▽

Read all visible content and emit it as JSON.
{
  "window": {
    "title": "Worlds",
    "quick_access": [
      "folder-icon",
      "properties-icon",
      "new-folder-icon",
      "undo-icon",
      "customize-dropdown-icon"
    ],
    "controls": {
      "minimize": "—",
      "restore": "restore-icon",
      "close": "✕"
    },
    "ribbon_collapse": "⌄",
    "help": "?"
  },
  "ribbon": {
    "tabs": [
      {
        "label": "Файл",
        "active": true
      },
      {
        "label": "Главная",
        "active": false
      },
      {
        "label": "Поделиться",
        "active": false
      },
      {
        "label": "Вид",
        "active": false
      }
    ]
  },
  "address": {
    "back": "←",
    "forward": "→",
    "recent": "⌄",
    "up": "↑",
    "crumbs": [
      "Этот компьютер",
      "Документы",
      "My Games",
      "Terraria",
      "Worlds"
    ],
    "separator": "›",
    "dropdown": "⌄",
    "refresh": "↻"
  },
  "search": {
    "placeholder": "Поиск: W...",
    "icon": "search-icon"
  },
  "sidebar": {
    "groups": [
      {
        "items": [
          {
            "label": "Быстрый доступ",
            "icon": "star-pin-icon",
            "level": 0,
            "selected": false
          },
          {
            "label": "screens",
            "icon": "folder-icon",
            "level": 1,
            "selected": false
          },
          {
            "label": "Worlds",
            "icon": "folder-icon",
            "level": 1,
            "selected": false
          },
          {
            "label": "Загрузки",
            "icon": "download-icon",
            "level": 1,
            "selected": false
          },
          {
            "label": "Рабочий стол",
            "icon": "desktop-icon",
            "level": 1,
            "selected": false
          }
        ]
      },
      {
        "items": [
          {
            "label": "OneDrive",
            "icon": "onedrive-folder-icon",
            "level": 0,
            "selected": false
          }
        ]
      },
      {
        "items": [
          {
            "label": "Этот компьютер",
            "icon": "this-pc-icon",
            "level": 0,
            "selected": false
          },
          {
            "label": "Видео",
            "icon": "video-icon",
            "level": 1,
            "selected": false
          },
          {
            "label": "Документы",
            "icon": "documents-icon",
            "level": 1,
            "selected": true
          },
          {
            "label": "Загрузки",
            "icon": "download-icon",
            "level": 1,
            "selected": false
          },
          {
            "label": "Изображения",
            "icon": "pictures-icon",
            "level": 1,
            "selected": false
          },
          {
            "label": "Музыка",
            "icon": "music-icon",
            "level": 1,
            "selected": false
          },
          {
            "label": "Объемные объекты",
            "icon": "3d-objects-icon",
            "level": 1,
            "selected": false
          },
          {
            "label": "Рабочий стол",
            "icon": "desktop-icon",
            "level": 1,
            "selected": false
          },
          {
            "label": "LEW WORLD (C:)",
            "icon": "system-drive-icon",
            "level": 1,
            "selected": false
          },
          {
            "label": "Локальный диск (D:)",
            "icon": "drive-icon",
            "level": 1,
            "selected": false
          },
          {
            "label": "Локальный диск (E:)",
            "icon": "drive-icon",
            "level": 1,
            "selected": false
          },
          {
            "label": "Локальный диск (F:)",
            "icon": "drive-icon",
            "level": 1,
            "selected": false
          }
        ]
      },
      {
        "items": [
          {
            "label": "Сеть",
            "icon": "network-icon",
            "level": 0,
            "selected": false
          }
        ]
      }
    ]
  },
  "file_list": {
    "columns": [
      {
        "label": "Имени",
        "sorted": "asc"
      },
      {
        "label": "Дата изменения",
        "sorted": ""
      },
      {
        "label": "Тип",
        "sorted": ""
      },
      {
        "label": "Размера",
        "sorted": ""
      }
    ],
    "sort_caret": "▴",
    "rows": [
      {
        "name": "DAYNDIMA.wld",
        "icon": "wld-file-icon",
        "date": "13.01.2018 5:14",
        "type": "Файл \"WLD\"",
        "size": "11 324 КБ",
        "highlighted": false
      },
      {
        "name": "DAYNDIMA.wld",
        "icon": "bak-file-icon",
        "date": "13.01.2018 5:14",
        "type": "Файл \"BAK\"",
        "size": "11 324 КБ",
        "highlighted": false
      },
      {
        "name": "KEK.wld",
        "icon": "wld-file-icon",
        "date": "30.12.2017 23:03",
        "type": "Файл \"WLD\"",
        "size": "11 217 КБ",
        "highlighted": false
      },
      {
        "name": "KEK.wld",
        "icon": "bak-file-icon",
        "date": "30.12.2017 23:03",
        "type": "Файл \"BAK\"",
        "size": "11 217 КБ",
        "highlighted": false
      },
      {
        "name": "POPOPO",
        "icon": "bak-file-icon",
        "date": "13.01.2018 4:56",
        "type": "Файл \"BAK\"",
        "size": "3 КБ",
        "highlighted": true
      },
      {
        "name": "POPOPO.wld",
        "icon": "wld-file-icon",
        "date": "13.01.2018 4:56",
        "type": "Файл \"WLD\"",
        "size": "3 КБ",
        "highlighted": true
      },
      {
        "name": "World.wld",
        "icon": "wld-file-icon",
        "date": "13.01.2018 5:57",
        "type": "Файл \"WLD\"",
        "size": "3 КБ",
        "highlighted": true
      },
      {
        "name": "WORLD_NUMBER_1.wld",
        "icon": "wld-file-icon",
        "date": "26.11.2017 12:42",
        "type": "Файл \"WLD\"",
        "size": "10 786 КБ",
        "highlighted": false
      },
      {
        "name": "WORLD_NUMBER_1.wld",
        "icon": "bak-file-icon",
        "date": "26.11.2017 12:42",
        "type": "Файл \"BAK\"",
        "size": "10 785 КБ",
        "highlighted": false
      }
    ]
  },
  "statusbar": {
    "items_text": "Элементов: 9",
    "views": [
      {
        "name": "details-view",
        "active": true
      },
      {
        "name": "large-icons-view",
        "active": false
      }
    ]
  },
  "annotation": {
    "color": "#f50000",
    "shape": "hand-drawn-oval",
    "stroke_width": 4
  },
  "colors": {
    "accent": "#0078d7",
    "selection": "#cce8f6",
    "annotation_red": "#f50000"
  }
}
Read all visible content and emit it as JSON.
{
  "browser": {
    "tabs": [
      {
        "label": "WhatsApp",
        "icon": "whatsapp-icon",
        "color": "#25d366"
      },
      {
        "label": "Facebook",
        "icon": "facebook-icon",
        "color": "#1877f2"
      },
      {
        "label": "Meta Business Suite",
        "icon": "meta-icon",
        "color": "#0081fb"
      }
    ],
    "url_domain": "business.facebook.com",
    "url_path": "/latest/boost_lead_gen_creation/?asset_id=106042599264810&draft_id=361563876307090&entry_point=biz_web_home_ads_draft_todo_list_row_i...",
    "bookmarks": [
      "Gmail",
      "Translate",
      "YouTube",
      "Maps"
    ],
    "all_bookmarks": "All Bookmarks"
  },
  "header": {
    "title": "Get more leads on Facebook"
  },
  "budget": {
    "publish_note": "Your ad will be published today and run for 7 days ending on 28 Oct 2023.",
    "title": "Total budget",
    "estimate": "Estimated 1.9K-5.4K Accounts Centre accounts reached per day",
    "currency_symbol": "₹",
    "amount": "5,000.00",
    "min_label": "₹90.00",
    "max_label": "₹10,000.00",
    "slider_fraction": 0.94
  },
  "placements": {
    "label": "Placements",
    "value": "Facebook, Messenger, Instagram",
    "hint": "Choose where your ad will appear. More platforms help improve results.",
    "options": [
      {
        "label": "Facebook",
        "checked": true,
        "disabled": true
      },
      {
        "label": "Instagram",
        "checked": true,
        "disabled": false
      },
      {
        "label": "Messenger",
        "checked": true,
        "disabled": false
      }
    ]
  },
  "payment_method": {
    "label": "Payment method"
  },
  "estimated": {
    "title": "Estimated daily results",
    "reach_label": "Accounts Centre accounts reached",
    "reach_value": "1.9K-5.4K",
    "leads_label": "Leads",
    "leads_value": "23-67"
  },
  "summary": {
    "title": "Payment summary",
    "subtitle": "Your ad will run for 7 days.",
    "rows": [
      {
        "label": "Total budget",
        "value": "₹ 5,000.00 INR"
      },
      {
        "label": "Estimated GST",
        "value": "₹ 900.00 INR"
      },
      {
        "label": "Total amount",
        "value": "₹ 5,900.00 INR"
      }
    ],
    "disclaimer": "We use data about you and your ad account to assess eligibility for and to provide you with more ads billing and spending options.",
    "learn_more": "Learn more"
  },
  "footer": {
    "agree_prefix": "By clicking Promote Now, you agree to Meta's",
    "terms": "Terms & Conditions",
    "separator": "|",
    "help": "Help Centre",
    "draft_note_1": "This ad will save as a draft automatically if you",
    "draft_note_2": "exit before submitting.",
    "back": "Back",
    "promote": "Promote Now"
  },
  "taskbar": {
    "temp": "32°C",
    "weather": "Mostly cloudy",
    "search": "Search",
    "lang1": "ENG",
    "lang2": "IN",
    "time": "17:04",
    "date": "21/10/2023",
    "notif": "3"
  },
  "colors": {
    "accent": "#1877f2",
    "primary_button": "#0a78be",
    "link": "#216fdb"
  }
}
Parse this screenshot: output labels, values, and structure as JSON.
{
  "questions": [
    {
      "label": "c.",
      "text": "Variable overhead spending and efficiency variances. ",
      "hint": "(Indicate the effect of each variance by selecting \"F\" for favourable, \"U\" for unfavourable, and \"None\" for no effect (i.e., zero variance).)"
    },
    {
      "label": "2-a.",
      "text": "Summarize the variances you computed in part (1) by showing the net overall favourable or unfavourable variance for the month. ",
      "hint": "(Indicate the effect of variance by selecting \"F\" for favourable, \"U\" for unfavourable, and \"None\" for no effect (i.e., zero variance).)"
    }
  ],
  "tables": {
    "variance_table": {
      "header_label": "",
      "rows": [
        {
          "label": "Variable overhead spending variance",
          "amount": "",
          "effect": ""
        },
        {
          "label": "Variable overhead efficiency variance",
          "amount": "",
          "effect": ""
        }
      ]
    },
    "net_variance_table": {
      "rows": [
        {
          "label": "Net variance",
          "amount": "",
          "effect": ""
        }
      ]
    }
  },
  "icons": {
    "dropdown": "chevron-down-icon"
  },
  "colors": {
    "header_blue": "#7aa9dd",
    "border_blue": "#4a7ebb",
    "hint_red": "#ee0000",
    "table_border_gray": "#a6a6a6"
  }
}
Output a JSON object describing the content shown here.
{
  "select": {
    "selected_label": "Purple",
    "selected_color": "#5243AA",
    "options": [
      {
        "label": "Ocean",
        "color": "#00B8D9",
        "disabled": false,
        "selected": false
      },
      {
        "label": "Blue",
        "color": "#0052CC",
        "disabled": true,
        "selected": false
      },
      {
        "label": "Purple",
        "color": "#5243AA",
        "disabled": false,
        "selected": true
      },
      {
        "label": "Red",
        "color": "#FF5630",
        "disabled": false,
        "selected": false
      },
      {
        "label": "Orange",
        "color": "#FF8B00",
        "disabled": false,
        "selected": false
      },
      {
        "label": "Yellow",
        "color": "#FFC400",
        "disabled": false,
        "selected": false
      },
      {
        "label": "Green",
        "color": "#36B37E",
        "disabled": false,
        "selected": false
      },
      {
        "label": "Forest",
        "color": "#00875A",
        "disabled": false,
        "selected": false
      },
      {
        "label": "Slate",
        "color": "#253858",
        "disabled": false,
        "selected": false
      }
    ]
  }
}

△

Exercise:
Provide the number of lines in these entries that hold the word "search", without any accompanying text.

Solution for this task:
3